[WHAT YOU ARE ASKED TO DO] Copy exactly the lines from the one containing "Output a JSON" through the last line of the records below, including both, and leave out any pictures.
* Start GIVEN RECORDS *
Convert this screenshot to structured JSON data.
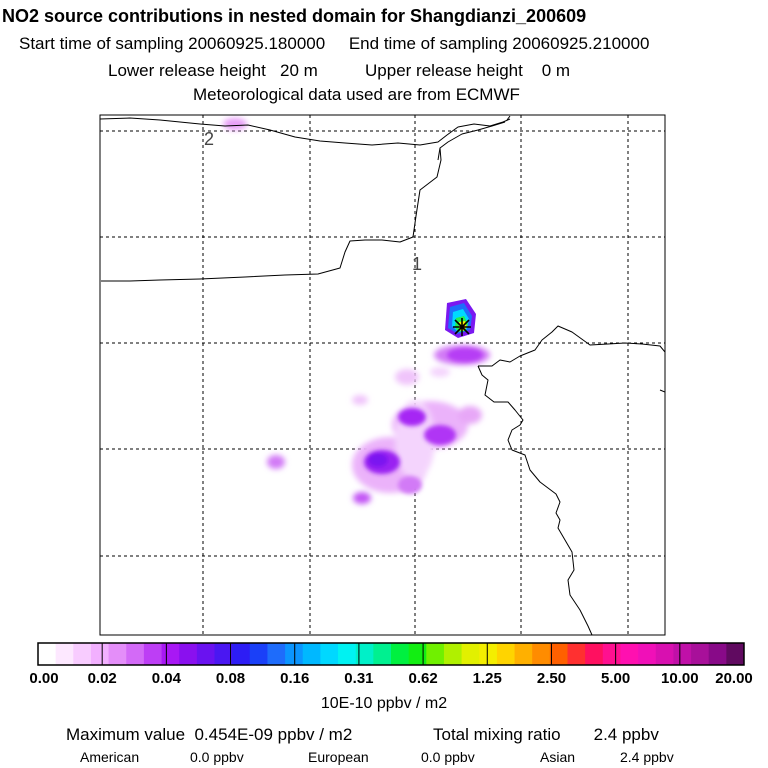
{
  "header": {
    "title": "NO2 source contributions in nested domain for Shangdianzi_200609",
    "start_label": "Start time of sampling 20060925.180000",
    "end_label": "End time of sampling 20060925.210000",
    "lower_label": "Lower release height   20 m",
    "upper_label": "Upper release height    0 m",
    "met_label": "Meteorological data used are from ECMWF"
  },
  "map": {
    "grid_labels": [
      "1",
      "2"
    ],
    "station_marker": "station-star-icon",
    "plume_colors": [
      "#f7d7ff",
      "#e7a7f7",
      "#cf6bf2",
      "#a929f5",
      "#7f1cf0"
    ]
  },
  "colorbar": {
    "ticks": [
      "0.00",
      "0.02",
      "0.04",
      "0.08",
      "0.16",
      "0.31",
      "0.62",
      "1.25",
      "2.50",
      "5.00",
      "10.00",
      "20.00"
    ],
    "colors": [
      "#ffffff",
      "#fde8ff",
      "#f8ccff",
      "#f2b0ff",
      "#e48ef9",
      "#d36af7",
      "#bd3ef5",
      "#a818f4",
      "#8a10ef",
      "#6a12f0",
      "#4a17f2",
      "#2d1df5",
      "#1a40f8",
      "#1e6cfb",
      "#0b95ff",
      "#00b8ff",
      "#00d8ff",
      "#00f2f2",
      "#00f0c8",
      "#00f090",
      "#00f040",
      "#12ee12",
      "#70f000",
      "#b0f000",
      "#e2f000",
      "#f4ee00",
      "#ffd400",
      "#ffb000",
      "#ff8c00",
      "#ff6000",
      "#ff3030",
      "#ff1060",
      "#ff1090",
      "#ff10b0",
      "#f010b8",
      "#d810b0",
      "#c010a8",
      "#a8109a",
      "#880a88",
      "#600a60"
    ],
    "units": "10E-10 ppbv / m2"
  },
  "footer": {
    "max_value": "Maximum value  0.454E-09 ppbv / m2",
    "total_mixing": "Total mixing ratio       2.4 ppbv",
    "regions": [
      {
        "name": "American",
        "value": "0.0 ppbv"
      },
      {
        "name": "European",
        "value": "0.0 ppbv"
      },
      {
        "name": "Asian",
        "value": "2.4 ppbv"
      }
    ]
  }
}
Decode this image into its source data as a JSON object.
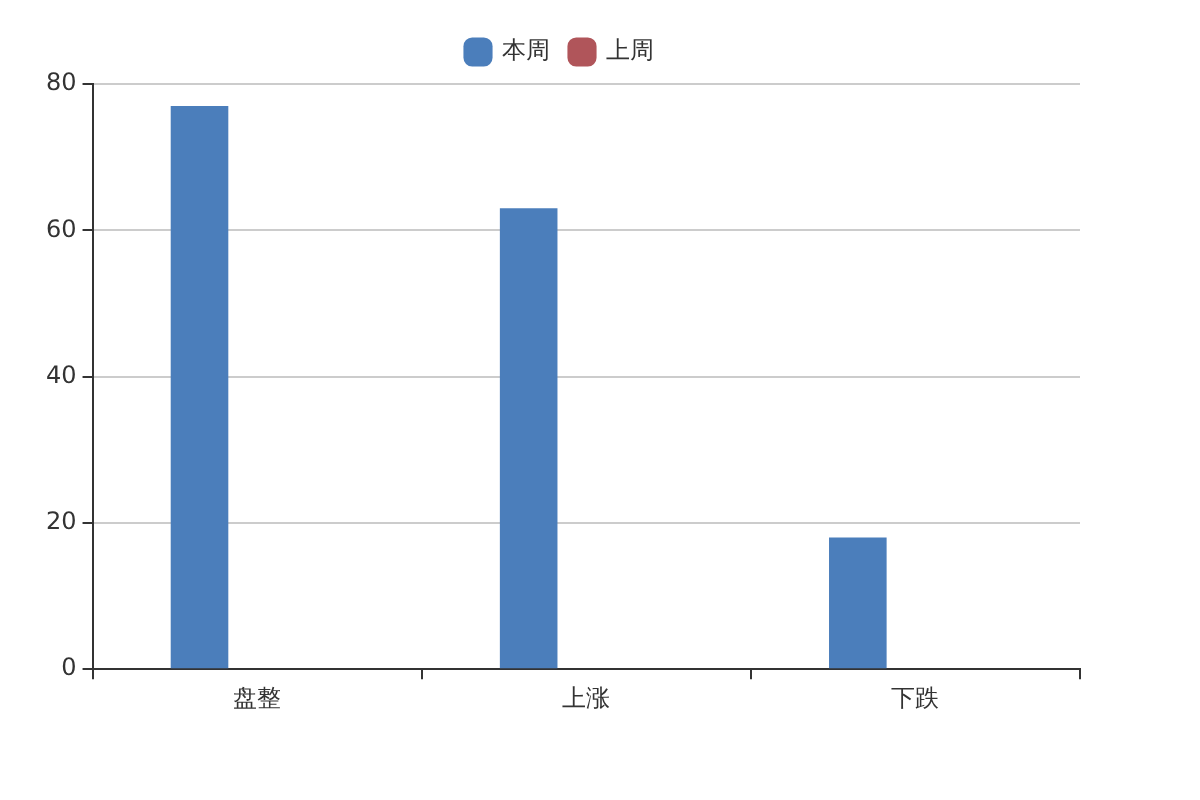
{
  "chart_data": {
    "type": "bar",
    "categories": [
      "盘整",
      "上涨",
      "下跌"
    ],
    "series": [
      {
        "name": "本周",
        "color": "#4b7ebb",
        "values": [
          77,
          63,
          18
        ]
      },
      {
        "name": "上周",
        "color": "#b0555a",
        "values": [
          null,
          null,
          null
        ]
      }
    ],
    "ylim": [
      0,
      80
    ],
    "yticks": [
      0,
      20,
      40,
      60,
      80
    ],
    "grid": "y",
    "legend": "top"
  }
}
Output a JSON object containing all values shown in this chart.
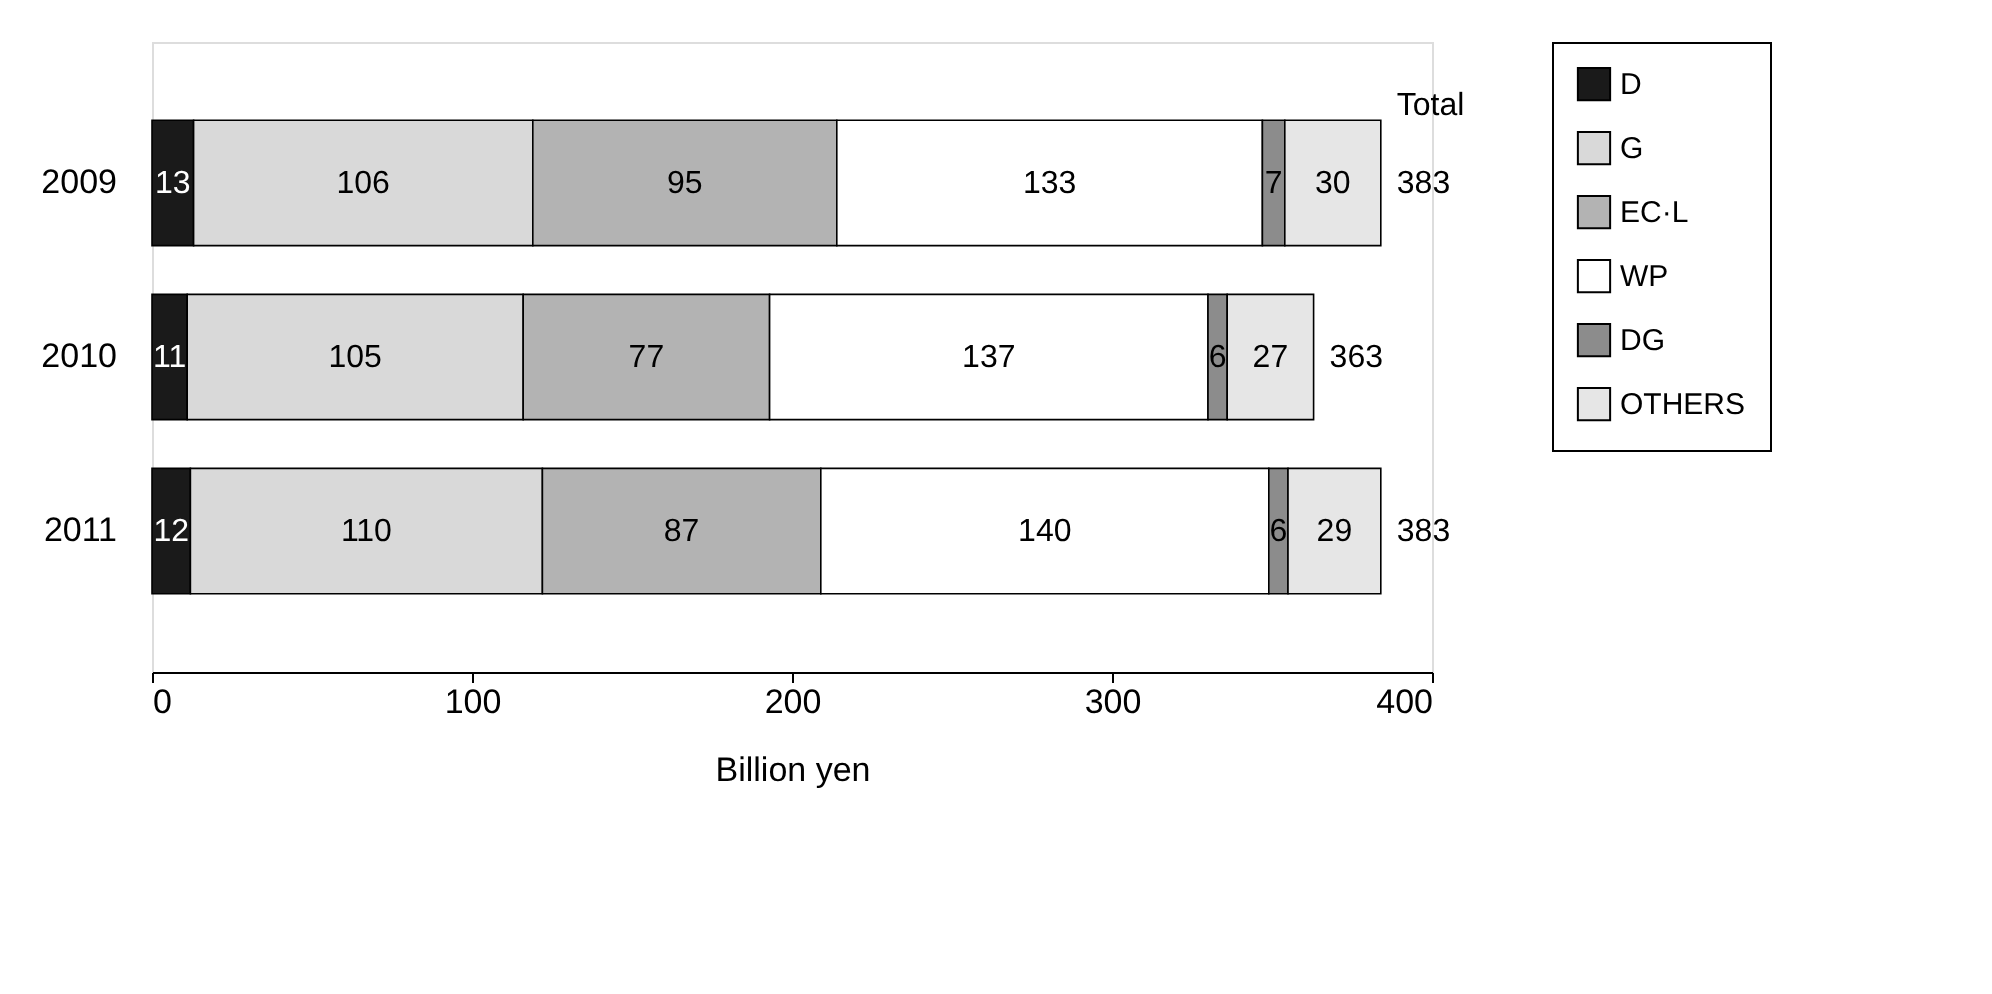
{
  "chart_data": {
    "type": "bar",
    "orientation": "horizontal",
    "stacked": true,
    "categories": [
      "2009",
      "2010",
      "2011"
    ],
    "series": [
      {
        "name": "D",
        "color": "#1a1a1a",
        "values": [
          13,
          11,
          12
        ]
      },
      {
        "name": "G",
        "color": "#d9d9d9",
        "values": [
          106,
          105,
          110
        ]
      },
      {
        "name": "EC·L",
        "color": "#b3b3b3",
        "values": [
          95,
          77,
          87
        ]
      },
      {
        "name": "WP",
        "color": "#ffffff",
        "values": [
          133,
          137,
          140
        ]
      },
      {
        "name": "DG",
        "color": "#8c8c8c",
        "values": [
          7,
          6,
          6
        ]
      },
      {
        "name": "OTHERS",
        "color": "#e6e6e6",
        "values": [
          30,
          27,
          29
        ]
      }
    ],
    "data_labels": true,
    "totals": [
      "383",
      "363",
      "383"
    ],
    "annotations": [
      "Total"
    ],
    "xlabel": "Billion yen",
    "xlim": [
      0,
      400
    ],
    "xticks": [
      0,
      100,
      200,
      300,
      400
    ],
    "grid": false,
    "legend": "right"
  }
}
* End GIVEN RECORDS *
[WRITTEN ANSWER]
Output a JSON object containing all values shown in this chart.
{
  "chart_data": {
    "type": "bar",
    "orientation": "horizontal",
    "stacked": true,
    "categories": [
      "2009",
      "2010",
      "2011"
    ],
    "series": [
      {
        "name": "D",
        "color": "#1a1a1a",
        "values": [
          13,
          11,
          12
        ]
      },
      {
        "name": "G",
        "color": "#d9d9d9",
        "values": [
          106,
          105,
          110
        ]
      },
      {
        "name": "EC·L",
        "color": "#b3b3b3",
        "values": [
          95,
          77,
          87
        ]
      },
      {
        "name": "WP",
        "color": "#ffffff",
        "values": [
          133,
          137,
          140
        ]
      },
      {
        "name": "DG",
        "color": "#8c8c8c",
        "values": [
          7,
          6,
          6
        ]
      },
      {
        "name": "OTHERS",
        "color": "#e6e6e6",
        "values": [
          30,
          27,
          29
        ]
      }
    ],
    "data_labels": true,
    "totals": [
      "383",
      "363",
      "383"
    ],
    "annotations": [
      "Total"
    ],
    "xlabel": "Billion yen",
    "xlim": [
      0,
      400
    ],
    "xticks": [
      0,
      100,
      200,
      300,
      400
    ],
    "grid": false,
    "legend": "right"
  }
}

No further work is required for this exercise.